• Exercise description
Where the data below has the string "label", return the whole line.

[START OF Data excerpts]

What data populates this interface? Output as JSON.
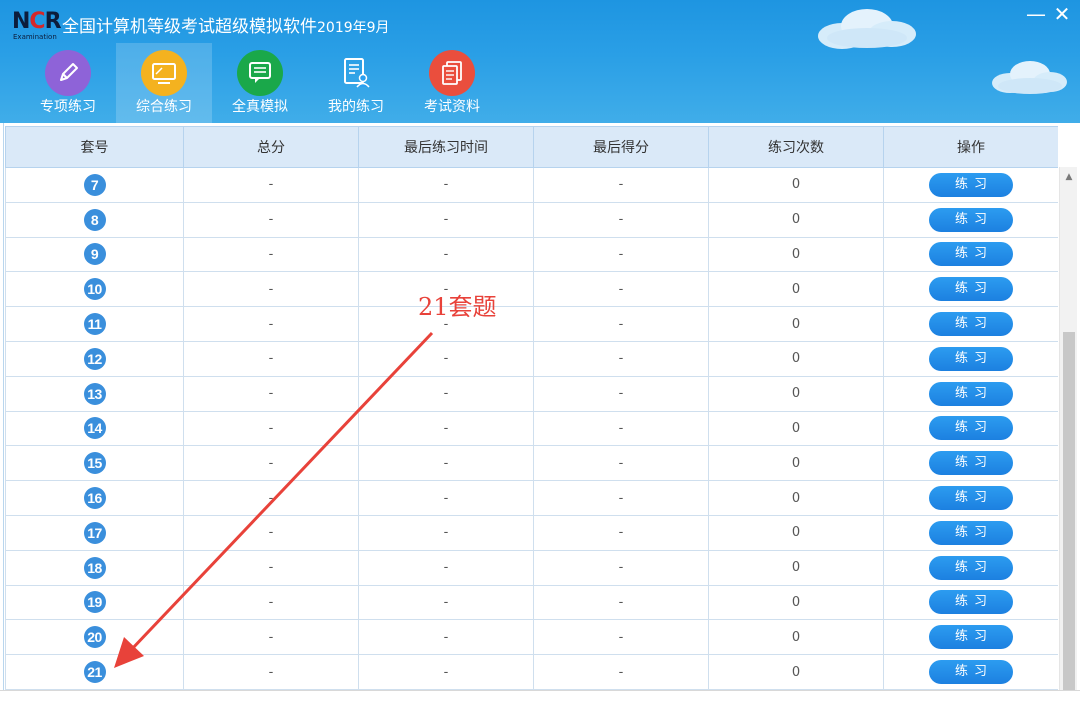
{
  "window": {
    "title": "全国计算机等级考试超级模拟软件",
    "version": "2019年9月",
    "minimize_symbol": "—",
    "close_symbol": "✕",
    "logo_text": "NCR",
    "logo_subtext": "Examination"
  },
  "nav": [
    {
      "label": "专项练习",
      "icon": "pencil-icon",
      "color": "#8e63d8"
    },
    {
      "label": "综合练习",
      "icon": "monitor-icon",
      "color": "#f4b21f"
    },
    {
      "label": "全真模拟",
      "icon": "chat-bubble-icon",
      "color": "#1aa84a"
    },
    {
      "label": "我的练习",
      "icon": "document-user-icon",
      "color": "#2aa0f0"
    },
    {
      "label": "考试资料",
      "icon": "documents-icon",
      "color": "#ea4e3d"
    }
  ],
  "active_nav": "综合练习",
  "table": {
    "headers": [
      "套号",
      "总分",
      "最后练习时间",
      "最后得分",
      "练习次数",
      "操作"
    ],
    "rows": [
      {
        "num": "7",
        "total": "-",
        "last_time": "-",
        "last_score": "-",
        "count": "0",
        "action": "练习"
      },
      {
        "num": "8",
        "total": "-",
        "last_time": "-",
        "last_score": "-",
        "count": "0",
        "action": "练习"
      },
      {
        "num": "9",
        "total": "-",
        "last_time": "-",
        "last_score": "-",
        "count": "0",
        "action": "练习"
      },
      {
        "num": "10",
        "total": "-",
        "last_time": "-",
        "last_score": "-",
        "count": "0",
        "action": "练习"
      },
      {
        "num": "11",
        "total": "-",
        "last_time": "-",
        "last_score": "-",
        "count": "0",
        "action": "练习"
      },
      {
        "num": "12",
        "total": "-",
        "last_time": "-",
        "last_score": "-",
        "count": "0",
        "action": "练习"
      },
      {
        "num": "13",
        "total": "-",
        "last_time": "-",
        "last_score": "-",
        "count": "0",
        "action": "练习"
      },
      {
        "num": "14",
        "total": "-",
        "last_time": "-",
        "last_score": "-",
        "count": "0",
        "action": "练习"
      },
      {
        "num": "15",
        "total": "-",
        "last_time": "-",
        "last_score": "-",
        "count": "0",
        "action": "练习"
      },
      {
        "num": "16",
        "total": "-",
        "last_time": "-",
        "last_score": "-",
        "count": "0",
        "action": "练习"
      },
      {
        "num": "17",
        "total": "-",
        "last_time": "-",
        "last_score": "-",
        "count": "0",
        "action": "练习"
      },
      {
        "num": "18",
        "total": "-",
        "last_time": "-",
        "last_score": "-",
        "count": "0",
        "action": "练习"
      },
      {
        "num": "19",
        "total": "-",
        "last_time": "-",
        "last_score": "-",
        "count": "0",
        "action": "练习"
      },
      {
        "num": "20",
        "total": "-",
        "last_time": "-",
        "last_score": "-",
        "count": "0",
        "action": "练习"
      },
      {
        "num": "21",
        "total": "-",
        "last_time": "-",
        "last_score": "-",
        "count": "0",
        "action": "练习"
      }
    ]
  },
  "annotation": {
    "text": "21套题",
    "color": "#e8423a"
  },
  "colors": {
    "header_blue": "#2a9fe6",
    "table_header_bg": "#dae9f8",
    "badge_blue": "#3a8fdc",
    "button_blue": "#1c80e0"
  }
}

[END OF Data excerpts]

• Final result
      "label": "专项练习",
      "label": "综合练习",
      "label": "全真模拟",
      "label": "我的练习",
      "label": "考试资料",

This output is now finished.